* What you should do
Where a line in the listing contains the string "type", copy that line out.

* Figure data in JSON
+ + + + + + +
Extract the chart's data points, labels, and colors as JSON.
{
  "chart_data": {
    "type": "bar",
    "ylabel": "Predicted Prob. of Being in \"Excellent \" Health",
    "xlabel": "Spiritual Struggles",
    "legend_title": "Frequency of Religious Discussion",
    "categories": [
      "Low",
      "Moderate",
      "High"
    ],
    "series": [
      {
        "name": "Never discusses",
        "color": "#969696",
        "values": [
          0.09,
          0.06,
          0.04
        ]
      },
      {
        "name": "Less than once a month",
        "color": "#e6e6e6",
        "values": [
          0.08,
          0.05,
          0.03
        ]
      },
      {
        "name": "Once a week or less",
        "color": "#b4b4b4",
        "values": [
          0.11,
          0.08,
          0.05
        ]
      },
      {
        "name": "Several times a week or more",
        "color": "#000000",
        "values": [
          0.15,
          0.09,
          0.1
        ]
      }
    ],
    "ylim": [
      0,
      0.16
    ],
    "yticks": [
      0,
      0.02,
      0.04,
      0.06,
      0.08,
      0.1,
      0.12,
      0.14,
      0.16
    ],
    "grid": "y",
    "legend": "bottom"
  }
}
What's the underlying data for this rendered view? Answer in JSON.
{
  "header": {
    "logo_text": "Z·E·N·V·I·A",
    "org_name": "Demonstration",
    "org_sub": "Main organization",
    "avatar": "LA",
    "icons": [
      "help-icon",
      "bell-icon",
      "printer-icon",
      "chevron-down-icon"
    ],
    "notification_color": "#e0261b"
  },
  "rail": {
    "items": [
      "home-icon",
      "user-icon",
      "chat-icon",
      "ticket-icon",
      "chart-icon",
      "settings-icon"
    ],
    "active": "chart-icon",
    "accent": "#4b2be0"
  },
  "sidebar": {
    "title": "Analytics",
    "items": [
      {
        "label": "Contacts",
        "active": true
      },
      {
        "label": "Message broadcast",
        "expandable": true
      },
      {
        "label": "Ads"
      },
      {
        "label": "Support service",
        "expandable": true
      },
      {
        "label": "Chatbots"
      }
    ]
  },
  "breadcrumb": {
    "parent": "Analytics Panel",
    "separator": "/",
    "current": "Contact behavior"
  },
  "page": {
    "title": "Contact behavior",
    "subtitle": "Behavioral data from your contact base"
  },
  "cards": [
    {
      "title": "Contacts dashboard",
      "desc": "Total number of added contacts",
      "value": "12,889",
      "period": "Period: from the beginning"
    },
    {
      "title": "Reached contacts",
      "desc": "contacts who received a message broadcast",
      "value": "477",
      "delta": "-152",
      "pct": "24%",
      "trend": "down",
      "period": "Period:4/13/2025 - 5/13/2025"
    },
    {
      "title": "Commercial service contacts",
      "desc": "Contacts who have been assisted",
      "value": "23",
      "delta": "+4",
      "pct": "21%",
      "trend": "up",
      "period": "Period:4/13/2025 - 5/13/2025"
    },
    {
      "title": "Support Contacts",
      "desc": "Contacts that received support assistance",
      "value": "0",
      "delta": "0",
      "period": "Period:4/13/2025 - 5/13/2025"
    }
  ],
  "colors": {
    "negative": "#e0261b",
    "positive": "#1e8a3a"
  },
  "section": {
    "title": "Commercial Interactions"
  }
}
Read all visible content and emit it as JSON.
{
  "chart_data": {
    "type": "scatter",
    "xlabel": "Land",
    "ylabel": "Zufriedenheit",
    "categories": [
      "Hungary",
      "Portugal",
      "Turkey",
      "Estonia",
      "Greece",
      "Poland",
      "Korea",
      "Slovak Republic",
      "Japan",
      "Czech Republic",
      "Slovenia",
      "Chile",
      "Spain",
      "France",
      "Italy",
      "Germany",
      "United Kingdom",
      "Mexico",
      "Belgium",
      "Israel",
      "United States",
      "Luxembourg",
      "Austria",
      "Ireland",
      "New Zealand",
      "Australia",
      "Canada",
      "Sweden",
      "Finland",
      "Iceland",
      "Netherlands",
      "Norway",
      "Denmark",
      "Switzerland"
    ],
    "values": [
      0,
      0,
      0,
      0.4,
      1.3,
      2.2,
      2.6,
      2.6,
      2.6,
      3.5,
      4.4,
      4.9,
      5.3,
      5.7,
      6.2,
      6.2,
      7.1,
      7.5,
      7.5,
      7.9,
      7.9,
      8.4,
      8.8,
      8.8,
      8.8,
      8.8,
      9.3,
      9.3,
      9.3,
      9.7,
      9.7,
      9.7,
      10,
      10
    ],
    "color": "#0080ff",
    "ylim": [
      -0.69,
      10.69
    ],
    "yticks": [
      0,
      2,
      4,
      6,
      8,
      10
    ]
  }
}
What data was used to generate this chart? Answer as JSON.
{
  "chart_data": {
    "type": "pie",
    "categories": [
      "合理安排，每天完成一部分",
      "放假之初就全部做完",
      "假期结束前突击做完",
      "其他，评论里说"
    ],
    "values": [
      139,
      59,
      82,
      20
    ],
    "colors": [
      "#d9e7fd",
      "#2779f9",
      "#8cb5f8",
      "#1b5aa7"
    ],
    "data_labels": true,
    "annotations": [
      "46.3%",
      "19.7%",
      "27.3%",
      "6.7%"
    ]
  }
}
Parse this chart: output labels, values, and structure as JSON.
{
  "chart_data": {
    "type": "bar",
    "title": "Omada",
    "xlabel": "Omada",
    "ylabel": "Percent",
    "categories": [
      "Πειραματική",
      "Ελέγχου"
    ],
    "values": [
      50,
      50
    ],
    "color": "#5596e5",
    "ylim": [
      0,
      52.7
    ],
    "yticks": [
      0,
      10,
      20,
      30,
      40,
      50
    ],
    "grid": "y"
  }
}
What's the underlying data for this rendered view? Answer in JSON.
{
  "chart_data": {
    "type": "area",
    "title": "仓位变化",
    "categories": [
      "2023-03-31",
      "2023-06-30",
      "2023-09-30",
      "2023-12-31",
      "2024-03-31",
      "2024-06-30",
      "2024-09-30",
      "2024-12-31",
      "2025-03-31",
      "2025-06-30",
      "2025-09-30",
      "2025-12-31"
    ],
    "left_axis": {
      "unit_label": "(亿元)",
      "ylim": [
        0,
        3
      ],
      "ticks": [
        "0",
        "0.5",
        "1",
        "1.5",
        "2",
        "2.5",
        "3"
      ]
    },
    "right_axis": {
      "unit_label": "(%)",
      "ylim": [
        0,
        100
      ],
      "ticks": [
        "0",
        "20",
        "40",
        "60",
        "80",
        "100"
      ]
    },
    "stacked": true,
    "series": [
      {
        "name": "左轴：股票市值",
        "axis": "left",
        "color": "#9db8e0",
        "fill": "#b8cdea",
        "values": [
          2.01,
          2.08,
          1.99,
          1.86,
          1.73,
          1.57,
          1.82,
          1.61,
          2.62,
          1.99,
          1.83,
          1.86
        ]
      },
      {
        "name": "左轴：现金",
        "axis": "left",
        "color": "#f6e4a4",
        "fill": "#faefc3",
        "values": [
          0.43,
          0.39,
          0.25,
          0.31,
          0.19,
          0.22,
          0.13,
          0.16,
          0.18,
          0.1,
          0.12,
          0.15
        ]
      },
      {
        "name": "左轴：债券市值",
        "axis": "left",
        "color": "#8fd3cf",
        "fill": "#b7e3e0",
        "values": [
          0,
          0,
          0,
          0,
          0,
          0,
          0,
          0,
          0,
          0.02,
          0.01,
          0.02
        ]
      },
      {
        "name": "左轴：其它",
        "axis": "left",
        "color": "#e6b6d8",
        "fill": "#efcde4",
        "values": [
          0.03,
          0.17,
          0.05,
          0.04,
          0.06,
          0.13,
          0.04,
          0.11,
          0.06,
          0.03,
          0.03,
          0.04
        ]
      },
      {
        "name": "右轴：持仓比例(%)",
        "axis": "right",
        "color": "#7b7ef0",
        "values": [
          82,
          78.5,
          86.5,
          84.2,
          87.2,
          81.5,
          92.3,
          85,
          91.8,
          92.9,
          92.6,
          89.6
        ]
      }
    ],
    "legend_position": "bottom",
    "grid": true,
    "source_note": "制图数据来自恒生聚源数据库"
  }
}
+ + + + + + +
* Result below
    "type": "bar",
    "type": "scatter",
    "type": "pie",
    "type": "bar",
    "type": "area",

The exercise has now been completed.